■ **Directions**
Return the material exactly as supplied, apart from the pictures, which are omitted.

start Data listing

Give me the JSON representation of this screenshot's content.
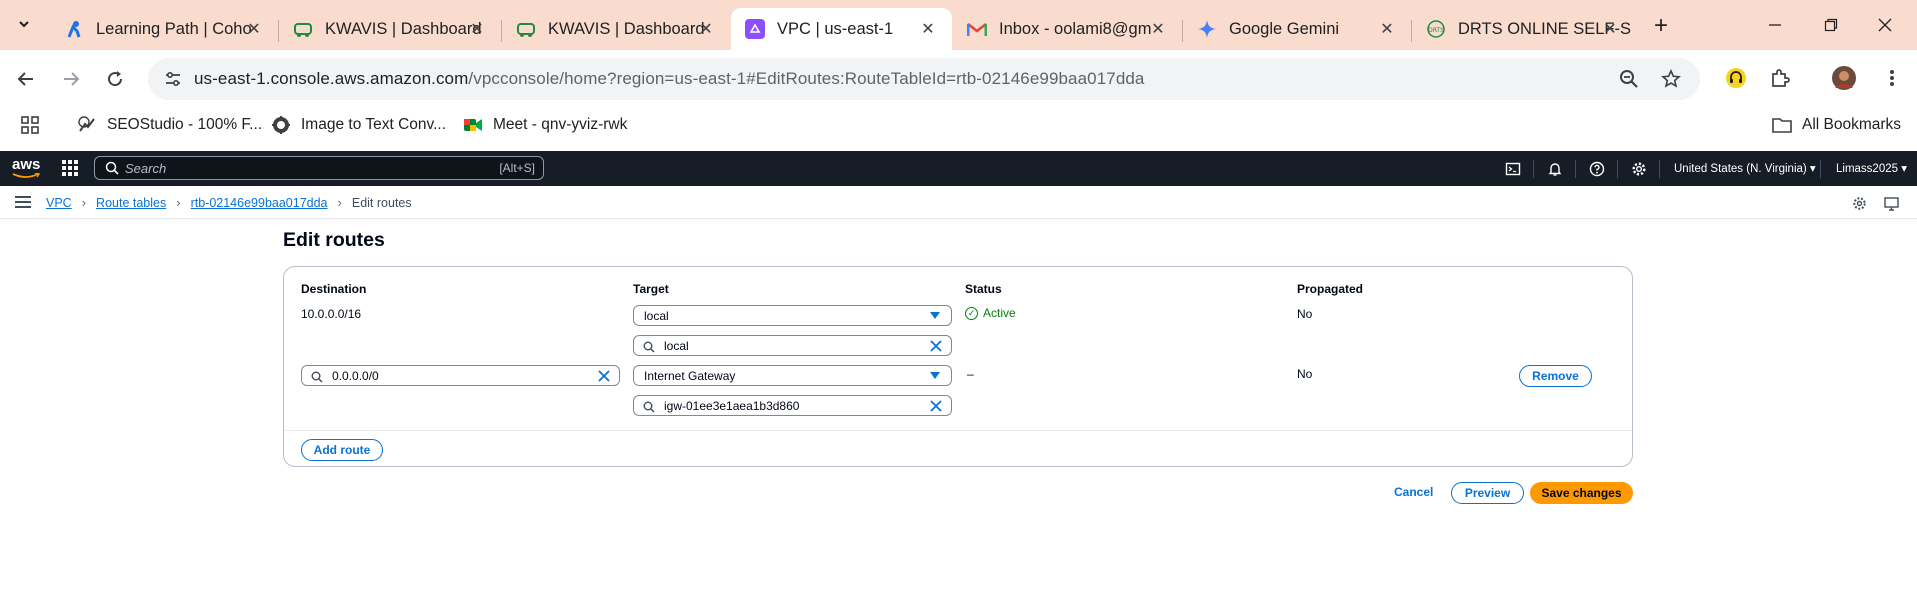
{
  "browser": {
    "tabs": [
      {
        "title": "Learning Path | Coho",
        "favicon": "learning-path-icon"
      },
      {
        "title": "KWAVIS | Dashboard",
        "favicon": "kwavis-icon"
      },
      {
        "title": "KWAVIS | Dashboard",
        "favicon": "kwavis-icon"
      },
      {
        "title": "VPC | us-east-1",
        "favicon": "vpc-icon",
        "active": true
      },
      {
        "title": "Inbox - oolami8@gm",
        "favicon": "gmail-icon"
      },
      {
        "title": "Google Gemini",
        "favicon": "gemini-icon"
      },
      {
        "title": "DRTS ONLINE SELF-S",
        "favicon": "drts-icon"
      }
    ],
    "url_host": "us-east-1.console.aws.amazon.com",
    "url_rest": "/vpcconsole/home?region=us-east-1#EditRoutes:RouteTableId=rtb-02146e99baa017dda",
    "bookmarks": [
      {
        "label": "SEOStudio - 100% F...",
        "icon": "seostudio-icon"
      },
      {
        "label": "Image to Text Conv...",
        "icon": "image-to-text-icon"
      },
      {
        "label": "Meet - qnv-yviz-rwk",
        "icon": "meet-icon"
      }
    ],
    "all_bookmarks_label": "All Bookmarks"
  },
  "aws_nav": {
    "logo": "aws",
    "search_placeholder": "Search",
    "search_shortcut": "[Alt+S]",
    "region": "United States (N. Virginia) ▾",
    "account": "Limass2025 ▾"
  },
  "breadcrumbs": {
    "items": [
      "VPC",
      "Route tables",
      "rtb-02146e99baa017dda"
    ],
    "current": "Edit routes"
  },
  "page": {
    "title": "Edit routes",
    "columns": {
      "destination": "Destination",
      "target": "Target",
      "status": "Status",
      "propagated": "Propagated"
    },
    "routes": [
      {
        "destination": "10.0.0.0/16",
        "target_type": "local",
        "target_value": "local",
        "status": "Active",
        "propagated": "No"
      },
      {
        "destination": "0.0.0.0/0",
        "target_type": "Internet Gateway",
        "target_value": "igw-01ee3e1aea1b3d860",
        "status": "–",
        "propagated": "No",
        "remove_label": "Remove"
      }
    ],
    "add_route_label": "Add route",
    "cancel_label": "Cancel",
    "preview_label": "Preview",
    "save_label": "Save changes"
  },
  "colors": {
    "tabstrip_bg": "#f9dccd",
    "aws_nav_bg": "#161d26",
    "link_blue": "#0972d3",
    "primary_orange": "#ff9900",
    "success_green": "#037f0c"
  }
}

end Data listing

■ **Expected answer**
Give me the JSON representation of this screenshot's content.
{
  "browser": {
    "tabs": [
      {
        "title": "Learning Path | Coho",
        "favicon": "learning-path-icon"
      },
      {
        "title": "KWAVIS | Dashboard",
        "favicon": "kwavis-icon"
      },
      {
        "title": "KWAVIS | Dashboard",
        "favicon": "kwavis-icon"
      },
      {
        "title": "VPC | us-east-1",
        "favicon": "vpc-icon",
        "active": true
      },
      {
        "title": "Inbox - oolami8@gm",
        "favicon": "gmail-icon"
      },
      {
        "title": "Google Gemini",
        "favicon": "gemini-icon"
      },
      {
        "title": "DRTS ONLINE SELF-S",
        "favicon": "drts-icon"
      }
    ],
    "url_host": "us-east-1.console.aws.amazon.com",
    "url_rest": "/vpcconsole/home?region=us-east-1#EditRoutes:RouteTableId=rtb-02146e99baa017dda",
    "bookmarks": [
      {
        "label": "SEOStudio - 100% F...",
        "icon": "seostudio-icon"
      },
      {
        "label": "Image to Text Conv...",
        "icon": "image-to-text-icon"
      },
      {
        "label": "Meet - qnv-yviz-rwk",
        "icon": "meet-icon"
      }
    ],
    "all_bookmarks_label": "All Bookmarks"
  },
  "aws_nav": {
    "logo": "aws",
    "search_placeholder": "Search",
    "search_shortcut": "[Alt+S]",
    "region": "United States (N. Virginia) ▾",
    "account": "Limass2025 ▾"
  },
  "breadcrumbs": {
    "items": [
      "VPC",
      "Route tables",
      "rtb-02146e99baa017dda"
    ],
    "current": "Edit routes"
  },
  "page": {
    "title": "Edit routes",
    "columns": {
      "destination": "Destination",
      "target": "Target",
      "status": "Status",
      "propagated": "Propagated"
    },
    "routes": [
      {
        "destination": "10.0.0.0/16",
        "target_type": "local",
        "target_value": "local",
        "status": "Active",
        "propagated": "No"
      },
      {
        "destination": "0.0.0.0/0",
        "target_type": "Internet Gateway",
        "target_value": "igw-01ee3e1aea1b3d860",
        "status": "–",
        "propagated": "No",
        "remove_label": "Remove"
      }
    ],
    "add_route_label": "Add route",
    "cancel_label": "Cancel",
    "preview_label": "Preview",
    "save_label": "Save changes"
  },
  "colors": {
    "tabstrip_bg": "#f9dccd",
    "aws_nav_bg": "#161d26",
    "link_blue": "#0972d3",
    "primary_orange": "#ff9900",
    "success_green": "#037f0c"
  }
}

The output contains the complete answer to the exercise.